■ **Task prompt**: From the entries below, gather every line containing the string "device".

■ **Source data**:
....................
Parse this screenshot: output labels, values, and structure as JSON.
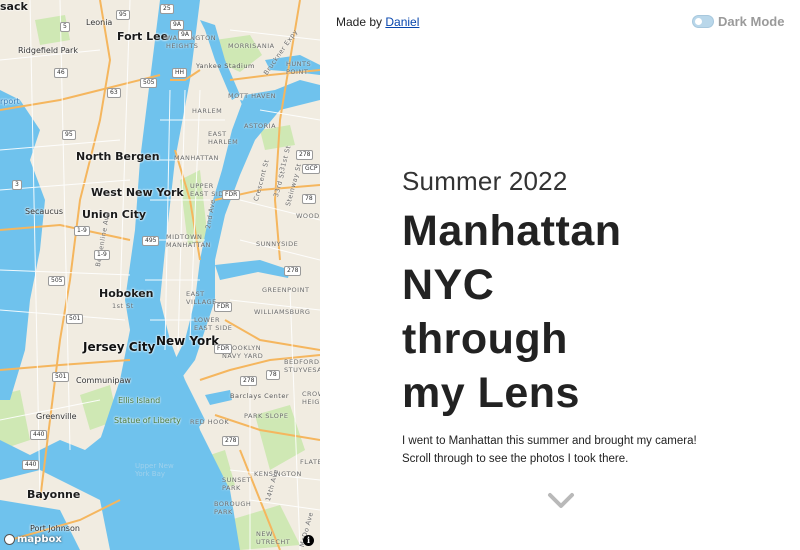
{
  "header": {
    "made_by_prefix": "Made by",
    "author_link": "Daniel",
    "dark_mode_label": "Dark Mode",
    "dark_mode_on": false
  },
  "hero": {
    "subtitle": "Summer 2022",
    "title": "Manhattan NYC through my Lens",
    "description": "I went to Manhattan this summer and brought my camera! Scroll through to see the photos I took there."
  },
  "map": {
    "attribution_logo": "mapbox",
    "info_label": "i",
    "colors": {
      "water": "#6fc2ed",
      "land": "#f1ece1",
      "park": "#cfe8b4",
      "road_major": "#f5b65e",
      "road_minor": "#ffffff"
    },
    "labels": {
      "hackensack": "sack",
      "leonia": "Leonia",
      "fort_lee": "Fort Lee",
      "ridgefield_park": "Ridgefield Park",
      "airport": "rport",
      "north_bergen": "North Bergen",
      "west_new_york": "West New York",
      "secaucus": "Secaucus",
      "union_city": "Union City",
      "hoboken": "Hoboken",
      "jersey_city": "Jersey City",
      "new_york": "New York",
      "communipaw": "Communipaw",
      "greenville": "Greenville",
      "bayonne": "Bayonne",
      "port_johnson": "Port Johnson",
      "ellis_island": "Ellis Island",
      "statue_of_liberty": "Statue of Liberty",
      "upper_new_york_bay": "Upper New\nYork Bay",
      "washington_heights": "WASHINGTON\nHEIGHTS",
      "morrisania": "MORRISANIA",
      "hunts_point": "HUNTS\nPOINT",
      "yankee_stadium": "Yankee Stadium",
      "mott_haven": "MOTT HAVEN",
      "harlem": "HARLEM",
      "east_harlem": "EAST\nHARLEM",
      "astoria": "ASTORIA",
      "manhattan": "MANHATTAN",
      "upper_east_side": "UPPER\nEAST SIDE",
      "woods": "WOODS",
      "midtown": "MIDTOWN\nMANHATTAN",
      "sunnyside": "SUNNYSIDE",
      "greenpoint": "GREENPOINT",
      "east_village": "EAST\nVILLAGE",
      "lower_east_side": "LOWER\nEAST SIDE",
      "williamsburg": "WILLIAMSBURG",
      "brooklyn_navy_yard": "BROOKLYN\nNAVY YARD",
      "bedford": "BEDFORD-\nSTUYVESAN",
      "barclays": "Barclays Center",
      "red_hook": "RED HOOK",
      "park_slope": "PARK SLOPE",
      "crown": "CROW\nHEIGH",
      "sunset_park": "SUNSET\nPARK",
      "borough_park": "BOROUGH\nPARK",
      "kensington": "KENSINGTON",
      "new_utrecht": "NEW\nUTRECHT",
      "flatbush": "FLATB",
      "crescent": "Crescent St",
      "st_31": "31st St",
      "st_33": "33rd St",
      "steinway": "Steinway St",
      "bruckner": "Bruckner Expy",
      "ave_2": "2nd Ave",
      "st_1": "1st St",
      "ave_14": "14th Ave",
      "mcdonald": "McDo Ave",
      "bergenline": "Bergenline Ave"
    },
    "shields": [
      "95",
      "5",
      "9A",
      "46",
      "63",
      "HH",
      "505",
      "95",
      "3",
      "1-9",
      "495",
      "501",
      "440",
      "505",
      "440",
      "501",
      "FDR",
      "FDR",
      "FDR",
      "278",
      "GCP",
      "278",
      "78",
      "278",
      "78",
      "278",
      "9A",
      "1-9",
      "25"
    ]
  }
}
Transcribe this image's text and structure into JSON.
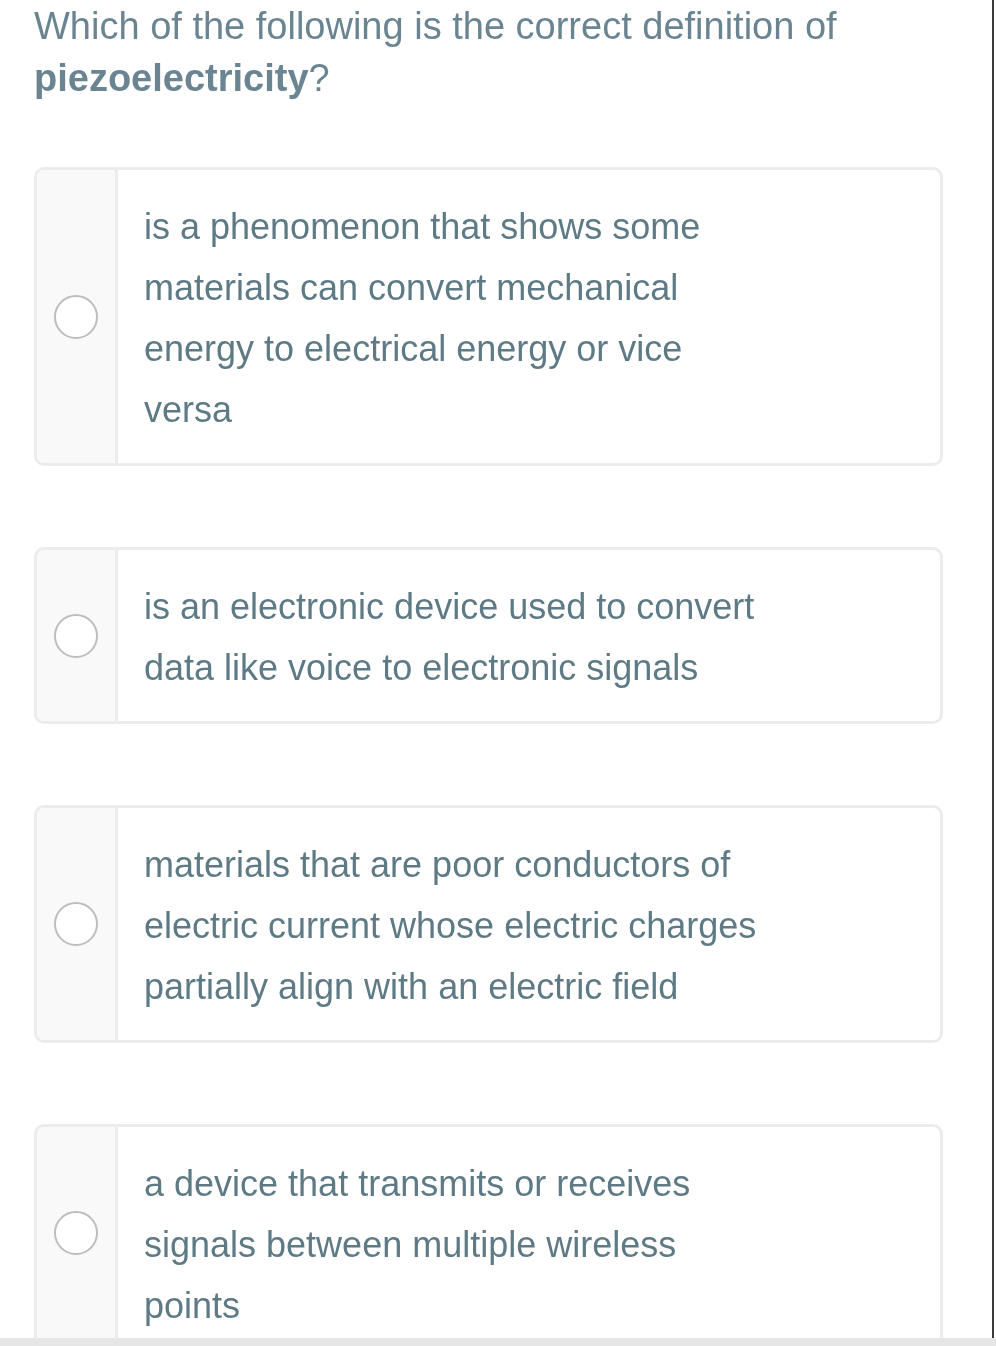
{
  "question": "Which of the following is the correct definition of **piezoelectricity**?",
  "options": [
    {
      "text": "is a phenomenon that shows some materials can convert mechanical energy to electrical energy or vice versa",
      "selected": false
    },
    {
      "text": "is an electronic device used to convert data like voice to electronic signals",
      "selected": false
    },
    {
      "text": "materials that are poor conductors of electric current whose electric charges partially align with an electric field",
      "selected": false
    },
    {
      "text": "a device that transmits or receives signals between multiple wireless points",
      "selected": false
    }
  ]
}
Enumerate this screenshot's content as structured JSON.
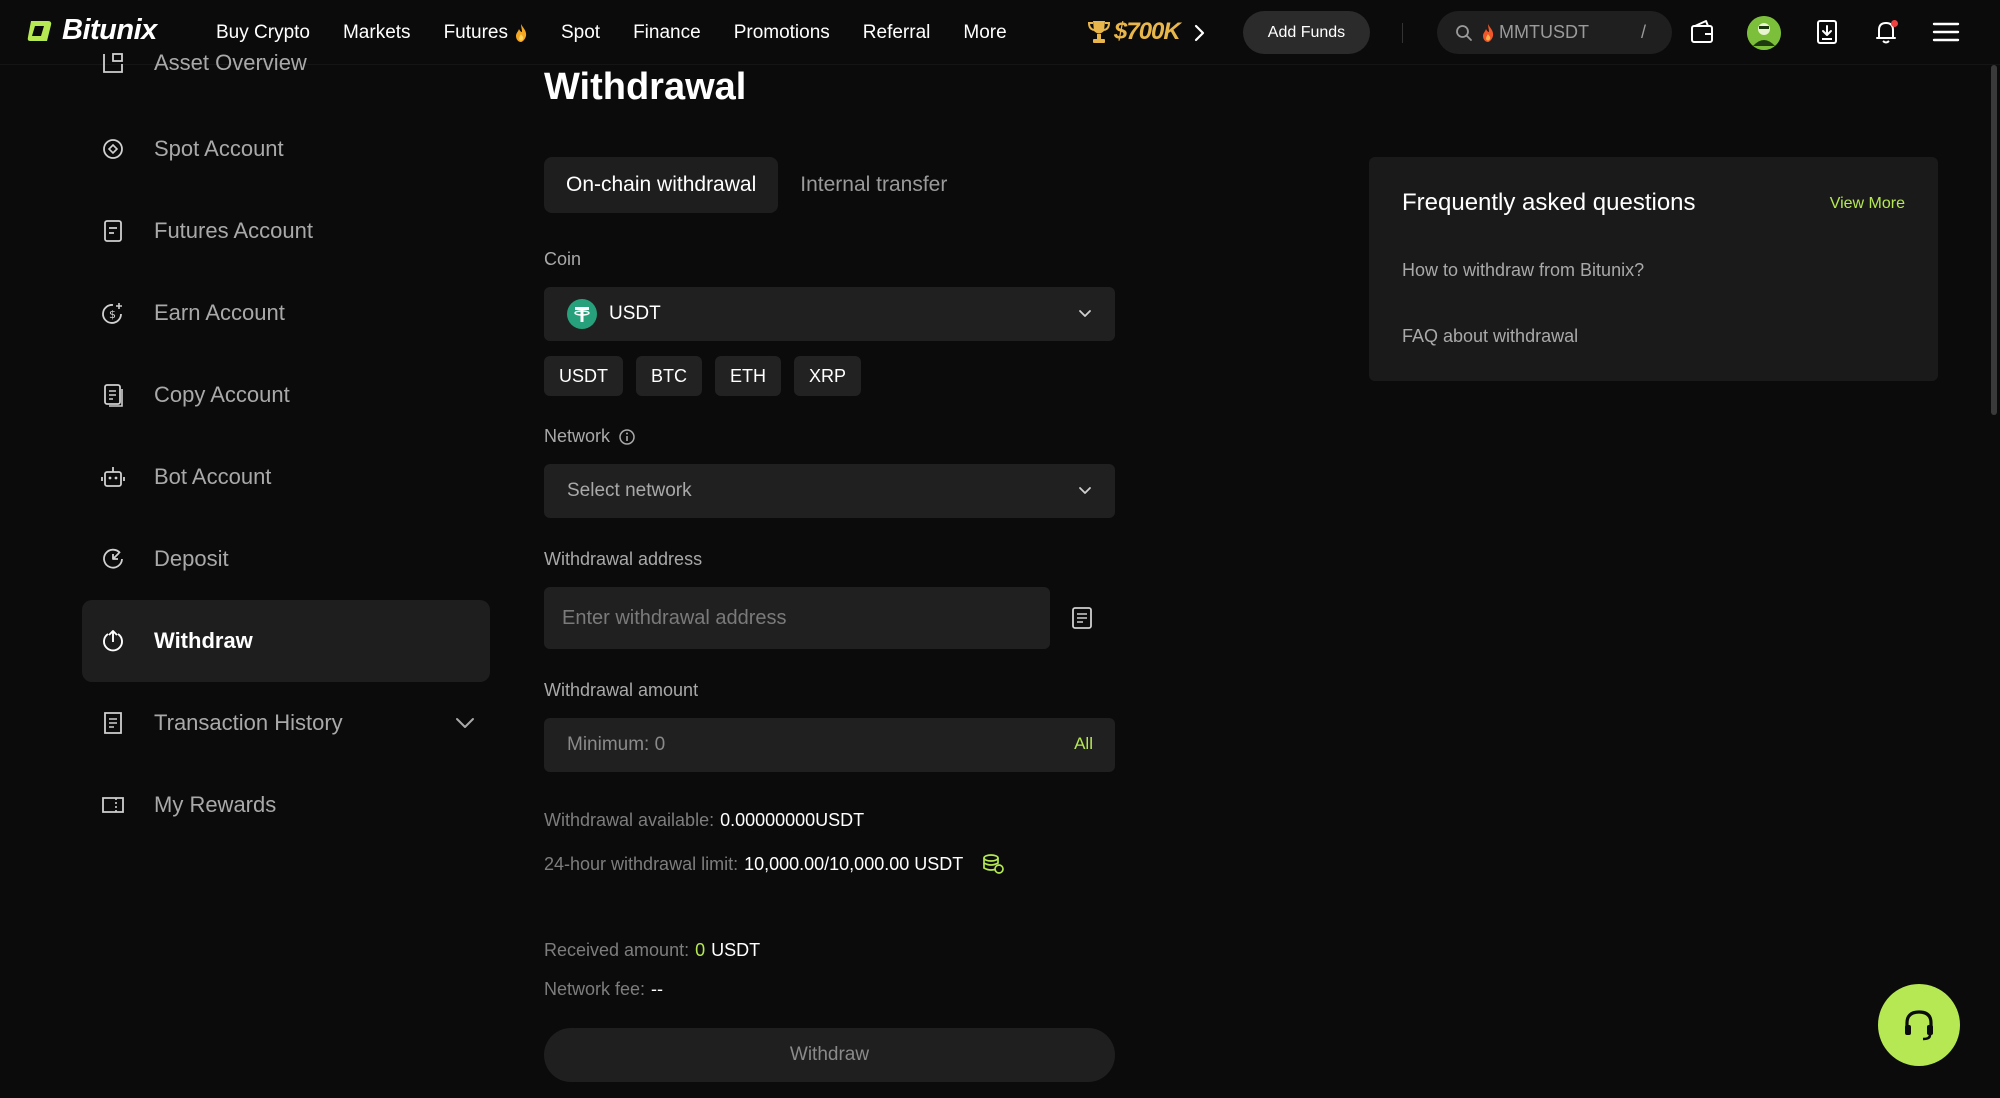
{
  "brand": {
    "name": "Bitunix",
    "accent": "#b5e853"
  },
  "topnav": {
    "links": [
      {
        "label": "Buy Crypto"
      },
      {
        "label": "Markets"
      },
      {
        "label": "Futures"
      },
      {
        "label": "Spot"
      },
      {
        "label": "Finance"
      },
      {
        "label": "Promotions"
      },
      {
        "label": "Referral"
      },
      {
        "label": "More"
      }
    ],
    "promo_text": "$700K",
    "add_funds_label": "Add Funds",
    "search_text": "MMTUSDT",
    "search_shortcut": "/"
  },
  "sidebar": {
    "items": [
      {
        "label": "Asset Overview"
      },
      {
        "label": "Spot Account"
      },
      {
        "label": "Futures Account"
      },
      {
        "label": "Earn Account"
      },
      {
        "label": "Copy Account"
      },
      {
        "label": "Bot Account"
      },
      {
        "label": "Deposit"
      },
      {
        "label": "Withdraw",
        "active": true
      },
      {
        "label": "Transaction History"
      },
      {
        "label": "My Rewards"
      }
    ]
  },
  "main": {
    "title": "Withdrawal",
    "tabs": [
      {
        "label": "On-chain withdrawal",
        "active": true
      },
      {
        "label": "Internal transfer"
      }
    ],
    "coin_label": "Coin",
    "coin_selected": "USDT",
    "coin_chips": [
      "USDT",
      "BTC",
      "ETH",
      "XRP"
    ],
    "network_label": "Network",
    "network_placeholder": "Select network",
    "address_label": "Withdrawal address",
    "address_placeholder": "Enter withdrawal address",
    "amount_label": "Withdrawal amount",
    "amount_placeholder": "Minimum: 0",
    "all_label": "All",
    "available_label": "Withdrawal available:",
    "available_value": "0.00000000USDT",
    "limit_label": "24-hour withdrawal limit:",
    "limit_value": "10,000.00/10,000.00 USDT",
    "received_label": "Received amount:",
    "received_value": "0",
    "received_unit": "USDT",
    "fee_label": "Network fee:",
    "fee_value": "--",
    "withdraw_button": "Withdraw"
  },
  "faq": {
    "title": "Frequently asked questions",
    "view_more": "View More",
    "items": [
      {
        "label": "How to withdraw from Bitunix?"
      },
      {
        "label": "FAQ about withdrawal"
      }
    ]
  }
}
....................
■ **Task response**:
      "text": "is an electronic device used to convert data like voice to electronic signals",
      "text": "a device that transmits or receives signals between multiple wireless points",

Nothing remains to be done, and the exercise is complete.